%%

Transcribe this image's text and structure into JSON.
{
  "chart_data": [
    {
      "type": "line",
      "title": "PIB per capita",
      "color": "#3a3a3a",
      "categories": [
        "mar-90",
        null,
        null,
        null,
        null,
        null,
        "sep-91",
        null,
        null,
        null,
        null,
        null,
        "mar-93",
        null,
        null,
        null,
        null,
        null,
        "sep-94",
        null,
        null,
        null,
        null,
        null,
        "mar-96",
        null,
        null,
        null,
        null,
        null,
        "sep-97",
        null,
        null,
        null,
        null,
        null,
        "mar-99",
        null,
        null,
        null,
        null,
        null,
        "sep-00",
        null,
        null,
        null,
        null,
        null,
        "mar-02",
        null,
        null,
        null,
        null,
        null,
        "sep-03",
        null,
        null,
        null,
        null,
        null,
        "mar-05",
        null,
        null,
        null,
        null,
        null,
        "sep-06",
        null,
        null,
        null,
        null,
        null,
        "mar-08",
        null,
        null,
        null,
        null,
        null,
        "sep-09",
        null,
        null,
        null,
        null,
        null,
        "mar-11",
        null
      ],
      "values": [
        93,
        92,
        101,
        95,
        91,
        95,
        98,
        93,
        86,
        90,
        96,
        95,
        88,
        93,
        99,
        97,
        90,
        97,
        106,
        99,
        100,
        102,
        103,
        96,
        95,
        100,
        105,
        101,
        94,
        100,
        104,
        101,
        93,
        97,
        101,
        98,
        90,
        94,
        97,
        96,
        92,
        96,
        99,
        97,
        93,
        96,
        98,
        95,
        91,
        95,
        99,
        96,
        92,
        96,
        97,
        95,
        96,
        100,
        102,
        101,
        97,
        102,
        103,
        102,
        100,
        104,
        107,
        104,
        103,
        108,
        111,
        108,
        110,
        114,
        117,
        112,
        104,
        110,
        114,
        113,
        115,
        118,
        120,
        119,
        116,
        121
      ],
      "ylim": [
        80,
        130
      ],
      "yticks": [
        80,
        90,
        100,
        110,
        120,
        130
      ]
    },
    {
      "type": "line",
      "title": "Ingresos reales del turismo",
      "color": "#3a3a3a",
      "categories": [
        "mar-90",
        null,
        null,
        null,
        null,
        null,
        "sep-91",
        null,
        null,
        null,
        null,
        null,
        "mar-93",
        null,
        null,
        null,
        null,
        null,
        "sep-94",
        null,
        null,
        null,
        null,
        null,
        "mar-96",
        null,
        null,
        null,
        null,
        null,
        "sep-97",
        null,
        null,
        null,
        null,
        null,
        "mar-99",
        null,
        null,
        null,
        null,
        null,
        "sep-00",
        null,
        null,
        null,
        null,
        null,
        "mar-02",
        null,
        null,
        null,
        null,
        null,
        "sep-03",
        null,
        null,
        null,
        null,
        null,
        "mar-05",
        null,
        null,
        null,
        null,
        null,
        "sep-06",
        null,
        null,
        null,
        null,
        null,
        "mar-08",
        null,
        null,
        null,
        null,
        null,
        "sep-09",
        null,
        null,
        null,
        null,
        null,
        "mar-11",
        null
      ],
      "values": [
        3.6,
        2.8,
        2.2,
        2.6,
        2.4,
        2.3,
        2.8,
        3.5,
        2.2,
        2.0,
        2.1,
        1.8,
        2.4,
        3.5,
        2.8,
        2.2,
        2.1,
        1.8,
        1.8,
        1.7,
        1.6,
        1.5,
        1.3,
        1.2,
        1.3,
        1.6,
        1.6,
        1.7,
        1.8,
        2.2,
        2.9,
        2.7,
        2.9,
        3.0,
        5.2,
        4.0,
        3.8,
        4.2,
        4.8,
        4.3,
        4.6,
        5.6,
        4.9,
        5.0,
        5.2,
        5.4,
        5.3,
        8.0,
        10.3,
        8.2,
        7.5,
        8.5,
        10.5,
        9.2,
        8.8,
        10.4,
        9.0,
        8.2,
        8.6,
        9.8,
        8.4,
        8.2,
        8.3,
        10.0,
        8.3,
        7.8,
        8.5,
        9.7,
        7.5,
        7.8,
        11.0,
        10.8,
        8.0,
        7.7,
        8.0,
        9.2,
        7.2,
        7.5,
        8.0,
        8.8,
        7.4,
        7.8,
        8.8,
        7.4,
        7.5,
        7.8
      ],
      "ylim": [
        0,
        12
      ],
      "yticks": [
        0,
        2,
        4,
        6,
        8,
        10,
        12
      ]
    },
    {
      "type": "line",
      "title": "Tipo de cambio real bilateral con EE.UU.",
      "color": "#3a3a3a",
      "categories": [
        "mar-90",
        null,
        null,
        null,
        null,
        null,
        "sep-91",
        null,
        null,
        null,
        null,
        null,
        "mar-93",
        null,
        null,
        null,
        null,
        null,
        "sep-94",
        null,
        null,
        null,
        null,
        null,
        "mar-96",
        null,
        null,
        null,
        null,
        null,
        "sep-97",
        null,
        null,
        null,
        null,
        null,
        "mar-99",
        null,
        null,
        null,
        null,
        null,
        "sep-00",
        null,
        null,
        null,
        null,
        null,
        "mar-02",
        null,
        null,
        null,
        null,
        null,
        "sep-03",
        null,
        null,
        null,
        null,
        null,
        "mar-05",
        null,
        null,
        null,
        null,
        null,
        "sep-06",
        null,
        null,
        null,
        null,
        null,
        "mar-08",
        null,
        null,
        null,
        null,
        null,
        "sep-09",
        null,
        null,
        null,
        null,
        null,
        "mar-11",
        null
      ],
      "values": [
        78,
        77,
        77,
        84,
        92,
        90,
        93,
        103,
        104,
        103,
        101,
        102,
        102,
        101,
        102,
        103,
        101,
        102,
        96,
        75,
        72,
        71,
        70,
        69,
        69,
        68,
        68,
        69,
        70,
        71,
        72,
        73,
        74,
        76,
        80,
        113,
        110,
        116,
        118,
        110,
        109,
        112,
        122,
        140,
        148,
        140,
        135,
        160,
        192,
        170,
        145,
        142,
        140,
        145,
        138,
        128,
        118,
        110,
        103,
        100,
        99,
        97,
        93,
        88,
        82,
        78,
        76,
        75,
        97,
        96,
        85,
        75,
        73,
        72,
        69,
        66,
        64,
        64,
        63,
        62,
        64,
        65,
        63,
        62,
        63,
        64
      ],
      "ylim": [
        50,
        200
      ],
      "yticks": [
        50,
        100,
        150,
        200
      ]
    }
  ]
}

%%

Pull out each record as written and restate it exactly.

• [Task answer]
Transcribe this image's text and structure into JSON.
{
  "chart_data": [
    {
      "type": "line",
      "title": "PIB per capita",
      "color": "#3a3a3a",
      "categories": [
        "mar-90",
        null,
        null,
        null,
        null,
        null,
        "sep-91",
        null,
        null,
        null,
        null,
        null,
        "mar-93",
        null,
        null,
        null,
        null,
        null,
        "sep-94",
        null,
        null,
        null,
        null,
        null,
        "mar-96",
        null,
        null,
        null,
        null,
        null,
        "sep-97",
        null,
        null,
        null,
        null,
        null,
        "mar-99",
        null,
        null,
        null,
        null,
        null,
        "sep-00",
        null,
        null,
        null,
        null,
        null,
        "mar-02",
        null,
        null,
        null,
        null,
        null,
        "sep-03",
        null,
        null,
        null,
        null,
        null,
        "mar-05",
        null,
        null,
        null,
        null,
        null,
        "sep-06",
        null,
        null,
        null,
        null,
        null,
        "mar-08",
        null,
        null,
        null,
        null,
        null,
        "sep-09",
        null,
        null,
        null,
        null,
        null,
        "mar-11",
        null
      ],
      "values": [
        93,
        92,
        101,
        95,
        91,
        95,
        98,
        93,
        86,
        90,
        96,
        95,
        88,
        93,
        99,
        97,
        90,
        97,
        106,
        99,
        100,
        102,
        103,
        96,
        95,
        100,
        105,
        101,
        94,
        100,
        104,
        101,
        93,
        97,
        101,
        98,
        90,
        94,
        97,
        96,
        92,
        96,
        99,
        97,
        93,
        96,
        98,
        95,
        91,
        95,
        99,
        96,
        92,
        96,
        97,
        95,
        96,
        100,
        102,
        101,
        97,
        102,
        103,
        102,
        100,
        104,
        107,
        104,
        103,
        108,
        111,
        108,
        110,
        114,
        117,
        112,
        104,
        110,
        114,
        113,
        115,
        118,
        120,
        119,
        116,
        121
      ],
      "ylim": [
        80,
        130
      ],
      "yticks": [
        80,
        90,
        100,
        110,
        120,
        130
      ]
    },
    {
      "type": "line",
      "title": "Ingresos reales del turismo",
      "color": "#3a3a3a",
      "categories": [
        "mar-90",
        null,
        null,
        null,
        null,
        null,
        "sep-91",
        null,
        null,
        null,
        null,
        null,
        "mar-93",
        null,
        null,
        null,
        null,
        null,
        "sep-94",
        null,
        null,
        null,
        null,
        null,
        "mar-96",
        null,
        null,
        null,
        null,
        null,
        "sep-97",
        null,
        null,
        null,
        null,
        null,
        "mar-99",
        null,
        null,
        null,
        null,
        null,
        "sep-00",
        null,
        null,
        null,
        null,
        null,
        "mar-02",
        null,
        null,
        null,
        null,
        null,
        "sep-03",
        null,
        null,
        null,
        null,
        null,
        "mar-05",
        null,
        null,
        null,
        null,
        null,
        "sep-06",
        null,
        null,
        null,
        null,
        null,
        "mar-08",
        null,
        null,
        null,
        null,
        null,
        "sep-09",
        null,
        null,
        null,
        null,
        null,
        "mar-11",
        null
      ],
      "values": [
        3.6,
        2.8,
        2.2,
        2.6,
        2.4,
        2.3,
        2.8,
        3.5,
        2.2,
        2.0,
        2.1,
        1.8,
        2.4,
        3.5,
        2.8,
        2.2,
        2.1,
        1.8,
        1.8,
        1.7,
        1.6,
        1.5,
        1.3,
        1.2,
        1.3,
        1.6,
        1.6,
        1.7,
        1.8,
        2.2,
        2.9,
        2.7,
        2.9,
        3.0,
        5.2,
        4.0,
        3.8,
        4.2,
        4.8,
        4.3,
        4.6,
        5.6,
        4.9,
        5.0,
        5.2,
        5.4,
        5.3,
        8.0,
        10.3,
        8.2,
        7.5,
        8.5,
        10.5,
        9.2,
        8.8,
        10.4,
        9.0,
        8.2,
        8.6,
        9.8,
        8.4,
        8.2,
        8.3,
        10.0,
        8.3,
        7.8,
        8.5,
        9.7,
        7.5,
        7.8,
        11.0,
        10.8,
        8.0,
        7.7,
        8.0,
        9.2,
        7.2,
        7.5,
        8.0,
        8.8,
        7.4,
        7.8,
        8.8,
        7.4,
        7.5,
        7.8
      ],
      "ylim": [
        0,
        12
      ],
      "yticks": [
        0,
        2,
        4,
        6,
        8,
        10,
        12
      ]
    },
    {
      "type": "line",
      "title": "Tipo de cambio real bilateral con EE.UU.",
      "color": "#3a3a3a",
      "categories": [
        "mar-90",
        null,
        null,
        null,
        null,
        null,
        "sep-91",
        null,
        null,
        null,
        null,
        null,
        "mar-93",
        null,
        null,
        null,
        null,
        null,
        "sep-94",
        null,
        null,
        null,
        null,
        null,
        "mar-96",
        null,
        null,
        null,
        null,
        null,
        "sep-97",
        null,
        null,
        null,
        null,
        null,
        "mar-99",
        null,
        null,
        null,
        null,
        null,
        "sep-00",
        null,
        null,
        null,
        null,
        null,
        "mar-02",
        null,
        null,
        null,
        null,
        null,
        "sep-03",
        null,
        null,
        null,
        null,
        null,
        "mar-05",
        null,
        null,
        null,
        null,
        null,
        "sep-06",
        null,
        null,
        null,
        null,
        null,
        "mar-08",
        null,
        null,
        null,
        null,
        null,
        "sep-09",
        null,
        null,
        null,
        null,
        null,
        "mar-11",
        null
      ],
      "values": [
        78,
        77,
        77,
        84,
        92,
        90,
        93,
        103,
        104,
        103,
        101,
        102,
        102,
        101,
        102,
        103,
        101,
        102,
        96,
        75,
        72,
        71,
        70,
        69,
        69,
        68,
        68,
        69,
        70,
        71,
        72,
        73,
        74,
        76,
        80,
        113,
        110,
        116,
        118,
        110,
        109,
        112,
        122,
        140,
        148,
        140,
        135,
        160,
        192,
        170,
        145,
        142,
        140,
        145,
        138,
        128,
        118,
        110,
        103,
        100,
        99,
        97,
        93,
        88,
        82,
        78,
        76,
        75,
        97,
        96,
        85,
        75,
        73,
        72,
        69,
        66,
        64,
        64,
        63,
        62,
        64,
        65,
        63,
        62,
        63,
        64
      ],
      "ylim": [
        50,
        200
      ],
      "yticks": [
        50,
        100,
        150,
        200
      ]
    }
  ]
}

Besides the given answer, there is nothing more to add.